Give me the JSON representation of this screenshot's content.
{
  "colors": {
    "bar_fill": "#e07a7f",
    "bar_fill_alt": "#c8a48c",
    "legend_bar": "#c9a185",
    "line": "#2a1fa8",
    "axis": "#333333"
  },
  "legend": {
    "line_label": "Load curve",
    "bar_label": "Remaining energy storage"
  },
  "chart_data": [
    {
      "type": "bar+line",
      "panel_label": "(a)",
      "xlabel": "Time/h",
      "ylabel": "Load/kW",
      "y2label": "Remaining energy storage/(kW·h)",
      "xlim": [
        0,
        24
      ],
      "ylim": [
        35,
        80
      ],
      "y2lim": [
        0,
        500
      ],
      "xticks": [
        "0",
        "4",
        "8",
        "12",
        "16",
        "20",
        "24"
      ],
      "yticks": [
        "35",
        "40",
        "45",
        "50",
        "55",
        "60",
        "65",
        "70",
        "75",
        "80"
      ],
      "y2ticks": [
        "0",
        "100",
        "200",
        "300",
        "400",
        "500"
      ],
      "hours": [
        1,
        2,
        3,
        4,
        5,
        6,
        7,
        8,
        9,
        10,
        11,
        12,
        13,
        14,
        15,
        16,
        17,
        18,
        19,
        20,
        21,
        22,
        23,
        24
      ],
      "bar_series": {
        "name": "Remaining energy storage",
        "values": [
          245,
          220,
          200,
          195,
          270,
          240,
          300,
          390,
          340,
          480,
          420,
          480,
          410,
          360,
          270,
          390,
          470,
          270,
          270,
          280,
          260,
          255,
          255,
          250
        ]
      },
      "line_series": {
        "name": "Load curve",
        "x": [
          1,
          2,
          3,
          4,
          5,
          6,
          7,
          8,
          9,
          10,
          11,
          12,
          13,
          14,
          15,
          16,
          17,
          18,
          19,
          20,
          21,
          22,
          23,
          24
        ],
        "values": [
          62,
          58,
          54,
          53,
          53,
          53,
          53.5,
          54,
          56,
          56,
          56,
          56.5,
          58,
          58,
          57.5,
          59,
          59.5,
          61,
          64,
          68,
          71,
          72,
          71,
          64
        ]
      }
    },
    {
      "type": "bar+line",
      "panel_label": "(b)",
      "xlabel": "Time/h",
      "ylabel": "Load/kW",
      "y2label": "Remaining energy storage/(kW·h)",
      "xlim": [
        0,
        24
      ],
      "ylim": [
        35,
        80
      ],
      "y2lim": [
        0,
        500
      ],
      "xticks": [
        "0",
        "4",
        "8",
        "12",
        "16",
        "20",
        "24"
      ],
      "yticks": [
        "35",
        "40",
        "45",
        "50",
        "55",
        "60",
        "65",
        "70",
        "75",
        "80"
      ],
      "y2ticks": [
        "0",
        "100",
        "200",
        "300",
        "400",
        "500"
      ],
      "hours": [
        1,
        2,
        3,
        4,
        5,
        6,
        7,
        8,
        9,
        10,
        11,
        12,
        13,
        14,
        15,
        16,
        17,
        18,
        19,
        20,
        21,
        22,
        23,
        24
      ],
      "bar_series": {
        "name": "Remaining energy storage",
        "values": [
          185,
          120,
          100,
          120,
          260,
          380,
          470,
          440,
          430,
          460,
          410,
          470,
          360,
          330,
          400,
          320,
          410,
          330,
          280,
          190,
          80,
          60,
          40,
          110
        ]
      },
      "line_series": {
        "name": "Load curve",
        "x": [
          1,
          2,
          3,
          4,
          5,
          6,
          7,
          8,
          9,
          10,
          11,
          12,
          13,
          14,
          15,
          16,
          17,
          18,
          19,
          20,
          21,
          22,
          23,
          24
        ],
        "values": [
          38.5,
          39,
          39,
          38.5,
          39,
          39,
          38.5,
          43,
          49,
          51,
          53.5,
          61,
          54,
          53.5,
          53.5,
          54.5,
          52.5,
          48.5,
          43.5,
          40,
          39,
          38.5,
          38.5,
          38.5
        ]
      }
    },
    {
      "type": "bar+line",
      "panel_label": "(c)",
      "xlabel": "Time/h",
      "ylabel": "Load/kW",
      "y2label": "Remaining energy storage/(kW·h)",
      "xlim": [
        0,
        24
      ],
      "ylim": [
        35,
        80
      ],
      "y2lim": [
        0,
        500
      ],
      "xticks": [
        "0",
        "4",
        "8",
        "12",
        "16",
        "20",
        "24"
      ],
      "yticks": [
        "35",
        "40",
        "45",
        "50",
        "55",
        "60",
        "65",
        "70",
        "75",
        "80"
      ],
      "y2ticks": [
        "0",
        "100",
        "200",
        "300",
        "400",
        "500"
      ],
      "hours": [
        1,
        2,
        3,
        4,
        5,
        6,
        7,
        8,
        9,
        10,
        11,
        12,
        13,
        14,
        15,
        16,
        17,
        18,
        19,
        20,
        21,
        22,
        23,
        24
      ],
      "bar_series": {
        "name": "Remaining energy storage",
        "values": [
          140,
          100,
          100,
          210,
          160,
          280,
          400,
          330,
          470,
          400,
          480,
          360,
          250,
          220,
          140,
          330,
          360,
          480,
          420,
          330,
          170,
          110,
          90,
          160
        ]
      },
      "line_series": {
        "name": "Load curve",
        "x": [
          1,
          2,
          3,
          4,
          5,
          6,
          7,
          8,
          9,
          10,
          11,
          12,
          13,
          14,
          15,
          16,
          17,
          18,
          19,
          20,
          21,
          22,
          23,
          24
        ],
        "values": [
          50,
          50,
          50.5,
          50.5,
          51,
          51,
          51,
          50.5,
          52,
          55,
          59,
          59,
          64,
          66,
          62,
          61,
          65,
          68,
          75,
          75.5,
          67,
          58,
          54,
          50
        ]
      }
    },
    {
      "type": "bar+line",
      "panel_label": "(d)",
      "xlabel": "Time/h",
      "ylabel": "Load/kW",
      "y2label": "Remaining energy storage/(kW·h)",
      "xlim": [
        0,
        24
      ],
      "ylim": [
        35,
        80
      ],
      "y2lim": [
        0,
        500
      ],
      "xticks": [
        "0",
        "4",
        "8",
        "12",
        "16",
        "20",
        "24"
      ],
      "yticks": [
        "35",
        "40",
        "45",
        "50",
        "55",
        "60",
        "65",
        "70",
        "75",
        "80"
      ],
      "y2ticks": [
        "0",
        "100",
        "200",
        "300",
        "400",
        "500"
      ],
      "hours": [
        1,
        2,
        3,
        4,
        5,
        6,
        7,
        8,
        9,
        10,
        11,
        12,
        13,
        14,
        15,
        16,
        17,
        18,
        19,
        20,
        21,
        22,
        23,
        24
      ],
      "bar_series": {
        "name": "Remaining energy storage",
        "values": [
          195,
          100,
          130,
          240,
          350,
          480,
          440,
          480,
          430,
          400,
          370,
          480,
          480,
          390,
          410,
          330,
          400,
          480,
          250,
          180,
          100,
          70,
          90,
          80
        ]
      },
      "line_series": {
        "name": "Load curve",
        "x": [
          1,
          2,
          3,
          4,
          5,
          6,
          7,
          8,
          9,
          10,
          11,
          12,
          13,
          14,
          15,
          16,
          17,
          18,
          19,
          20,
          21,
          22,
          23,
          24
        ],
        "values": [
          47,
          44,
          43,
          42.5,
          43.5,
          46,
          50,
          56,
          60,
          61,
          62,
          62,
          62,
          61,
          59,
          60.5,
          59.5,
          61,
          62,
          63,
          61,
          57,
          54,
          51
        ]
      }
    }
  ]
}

» BRIEF
Copy all of the material word for word.

» ANSWER FOR THIS EXERCISE
Give me the JSON representation of this screenshot's content.
{
  "colors": {
    "bar_fill": "#e07a7f",
    "bar_fill_alt": "#c8a48c",
    "legend_bar": "#c9a185",
    "line": "#2a1fa8",
    "axis": "#333333"
  },
  "legend": {
    "line_label": "Load curve",
    "bar_label": "Remaining energy storage"
  },
  "chart_data": [
    {
      "type": "bar+line",
      "panel_label": "(a)",
      "xlabel": "Time/h",
      "ylabel": "Load/kW",
      "y2label": "Remaining energy storage/(kW·h)",
      "xlim": [
        0,
        24
      ],
      "ylim": [
        35,
        80
      ],
      "y2lim": [
        0,
        500
      ],
      "xticks": [
        "0",
        "4",
        "8",
        "12",
        "16",
        "20",
        "24"
      ],
      "yticks": [
        "35",
        "40",
        "45",
        "50",
        "55",
        "60",
        "65",
        "70",
        "75",
        "80"
      ],
      "y2ticks": [
        "0",
        "100",
        "200",
        "300",
        "400",
        "500"
      ],
      "hours": [
        1,
        2,
        3,
        4,
        5,
        6,
        7,
        8,
        9,
        10,
        11,
        12,
        13,
        14,
        15,
        16,
        17,
        18,
        19,
        20,
        21,
        22,
        23,
        24
      ],
      "bar_series": {
        "name": "Remaining energy storage",
        "values": [
          245,
          220,
          200,
          195,
          270,
          240,
          300,
          390,
          340,
          480,
          420,
          480,
          410,
          360,
          270,
          390,
          470,
          270,
          270,
          280,
          260,
          255,
          255,
          250
        ]
      },
      "line_series": {
        "name": "Load curve",
        "x": [
          1,
          2,
          3,
          4,
          5,
          6,
          7,
          8,
          9,
          10,
          11,
          12,
          13,
          14,
          15,
          16,
          17,
          18,
          19,
          20,
          21,
          22,
          23,
          24
        ],
        "values": [
          62,
          58,
          54,
          53,
          53,
          53,
          53.5,
          54,
          56,
          56,
          56,
          56.5,
          58,
          58,
          57.5,
          59,
          59.5,
          61,
          64,
          68,
          71,
          72,
          71,
          64
        ]
      }
    },
    {
      "type": "bar+line",
      "panel_label": "(b)",
      "xlabel": "Time/h",
      "ylabel": "Load/kW",
      "y2label": "Remaining energy storage/(kW·h)",
      "xlim": [
        0,
        24
      ],
      "ylim": [
        35,
        80
      ],
      "y2lim": [
        0,
        500
      ],
      "xticks": [
        "0",
        "4",
        "8",
        "12",
        "16",
        "20",
        "24"
      ],
      "yticks": [
        "35",
        "40",
        "45",
        "50",
        "55",
        "60",
        "65",
        "70",
        "75",
        "80"
      ],
      "y2ticks": [
        "0",
        "100",
        "200",
        "300",
        "400",
        "500"
      ],
      "hours": [
        1,
        2,
        3,
        4,
        5,
        6,
        7,
        8,
        9,
        10,
        11,
        12,
        13,
        14,
        15,
        16,
        17,
        18,
        19,
        20,
        21,
        22,
        23,
        24
      ],
      "bar_series": {
        "name": "Remaining energy storage",
        "values": [
          185,
          120,
          100,
          120,
          260,
          380,
          470,
          440,
          430,
          460,
          410,
          470,
          360,
          330,
          400,
          320,
          410,
          330,
          280,
          190,
          80,
          60,
          40,
          110
        ]
      },
      "line_series": {
        "name": "Load curve",
        "x": [
          1,
          2,
          3,
          4,
          5,
          6,
          7,
          8,
          9,
          10,
          11,
          12,
          13,
          14,
          15,
          16,
          17,
          18,
          19,
          20,
          21,
          22,
          23,
          24
        ],
        "values": [
          38.5,
          39,
          39,
          38.5,
          39,
          39,
          38.5,
          43,
          49,
          51,
          53.5,
          61,
          54,
          53.5,
          53.5,
          54.5,
          52.5,
          48.5,
          43.5,
          40,
          39,
          38.5,
          38.5,
          38.5
        ]
      }
    },
    {
      "type": "bar+line",
      "panel_label": "(c)",
      "xlabel": "Time/h",
      "ylabel": "Load/kW",
      "y2label": "Remaining energy storage/(kW·h)",
      "xlim": [
        0,
        24
      ],
      "ylim": [
        35,
        80
      ],
      "y2lim": [
        0,
        500
      ],
      "xticks": [
        "0",
        "4",
        "8",
        "12",
        "16",
        "20",
        "24"
      ],
      "yticks": [
        "35",
        "40",
        "45",
        "50",
        "55",
        "60",
        "65",
        "70",
        "75",
        "80"
      ],
      "y2ticks": [
        "0",
        "100",
        "200",
        "300",
        "400",
        "500"
      ],
      "hours": [
        1,
        2,
        3,
        4,
        5,
        6,
        7,
        8,
        9,
        10,
        11,
        12,
        13,
        14,
        15,
        16,
        17,
        18,
        19,
        20,
        21,
        22,
        23,
        24
      ],
      "bar_series": {
        "name": "Remaining energy storage",
        "values": [
          140,
          100,
          100,
          210,
          160,
          280,
          400,
          330,
          470,
          400,
          480,
          360,
          250,
          220,
          140,
          330,
          360,
          480,
          420,
          330,
          170,
          110,
          90,
          160
        ]
      },
      "line_series": {
        "name": "Load curve",
        "x": [
          1,
          2,
          3,
          4,
          5,
          6,
          7,
          8,
          9,
          10,
          11,
          12,
          13,
          14,
          15,
          16,
          17,
          18,
          19,
          20,
          21,
          22,
          23,
          24
        ],
        "values": [
          50,
          50,
          50.5,
          50.5,
          51,
          51,
          51,
          50.5,
          52,
          55,
          59,
          59,
          64,
          66,
          62,
          61,
          65,
          68,
          75,
          75.5,
          67,
          58,
          54,
          50
        ]
      }
    },
    {
      "type": "bar+line",
      "panel_label": "(d)",
      "xlabel": "Time/h",
      "ylabel": "Load/kW",
      "y2label": "Remaining energy storage/(kW·h)",
      "xlim": [
        0,
        24
      ],
      "ylim": [
        35,
        80
      ],
      "y2lim": [
        0,
        500
      ],
      "xticks": [
        "0",
        "4",
        "8",
        "12",
        "16",
        "20",
        "24"
      ],
      "yticks": [
        "35",
        "40",
        "45",
        "50",
        "55",
        "60",
        "65",
        "70",
        "75",
        "80"
      ],
      "y2ticks": [
        "0",
        "100",
        "200",
        "300",
        "400",
        "500"
      ],
      "hours": [
        1,
        2,
        3,
        4,
        5,
        6,
        7,
        8,
        9,
        10,
        11,
        12,
        13,
        14,
        15,
        16,
        17,
        18,
        19,
        20,
        21,
        22,
        23,
        24
      ],
      "bar_series": {
        "name": "Remaining energy storage",
        "values": [
          195,
          100,
          130,
          240,
          350,
          480,
          440,
          480,
          430,
          400,
          370,
          480,
          480,
          390,
          410,
          330,
          400,
          480,
          250,
          180,
          100,
          70,
          90,
          80
        ]
      },
      "line_series": {
        "name": "Load curve",
        "x": [
          1,
          2,
          3,
          4,
          5,
          6,
          7,
          8,
          9,
          10,
          11,
          12,
          13,
          14,
          15,
          16,
          17,
          18,
          19,
          20,
          21,
          22,
          23,
          24
        ],
        "values": [
          47,
          44,
          43,
          42.5,
          43.5,
          46,
          50,
          56,
          60,
          61,
          62,
          62,
          62,
          61,
          59,
          60.5,
          59.5,
          61,
          62,
          63,
          61,
          57,
          54,
          51
        ]
      }
    }
  ]
}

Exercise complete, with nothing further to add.